**What you should do:**
Transcribe the data that follows precisely, omitting nothing.

Items from a data source:

▬▬▬▬▬▬▬▬▬▬

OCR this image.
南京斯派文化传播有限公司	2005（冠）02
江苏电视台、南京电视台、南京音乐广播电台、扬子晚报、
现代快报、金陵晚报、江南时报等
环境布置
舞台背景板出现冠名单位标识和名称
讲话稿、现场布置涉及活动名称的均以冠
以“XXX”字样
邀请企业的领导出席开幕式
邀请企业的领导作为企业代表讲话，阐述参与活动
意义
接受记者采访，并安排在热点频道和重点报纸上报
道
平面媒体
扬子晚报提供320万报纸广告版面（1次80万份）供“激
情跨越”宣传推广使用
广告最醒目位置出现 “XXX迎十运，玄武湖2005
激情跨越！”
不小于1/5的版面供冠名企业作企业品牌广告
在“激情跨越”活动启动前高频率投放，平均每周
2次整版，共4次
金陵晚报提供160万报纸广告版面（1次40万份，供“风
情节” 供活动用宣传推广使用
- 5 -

▬▬▬▬▬▬▬▬▬▬

**Response for this exercise:**
OCR this image.
南京斯派文化传播有限公司	2005（冠）02
江苏电视台、南京电视台、南京音乐广播电台、扬子晚报、
现代快报、金陵晚报、江南时报等
环境布置
舞台背景板出现冠名单位标识和名称
讲话稿、现场布置涉及活动名称的均以冠
以“XXX”字样
邀请企业的领导出席开幕式
邀请企业的领导作为企业代表讲话，阐述参与活动
意义
接受记者采访，并安排在热点频道和重点报纸上报
道
平面媒体
扬子晚报提供320万报纸广告版面（1次80万份）供“激
情跨越”宣传推广使用
广告最醒目位置出现 “XXX迎十运，玄武湖2005
激情跨越！”
不小于1/5的版面供冠名企业作企业品牌广告
在“激情跨越”活动启动前高频率投放，平均每周
2次整版，共4次
金陵晚报提供160万报纸广告版面（1次40万份，供“风
情节” 供活动用宣传推广使用
- 5 -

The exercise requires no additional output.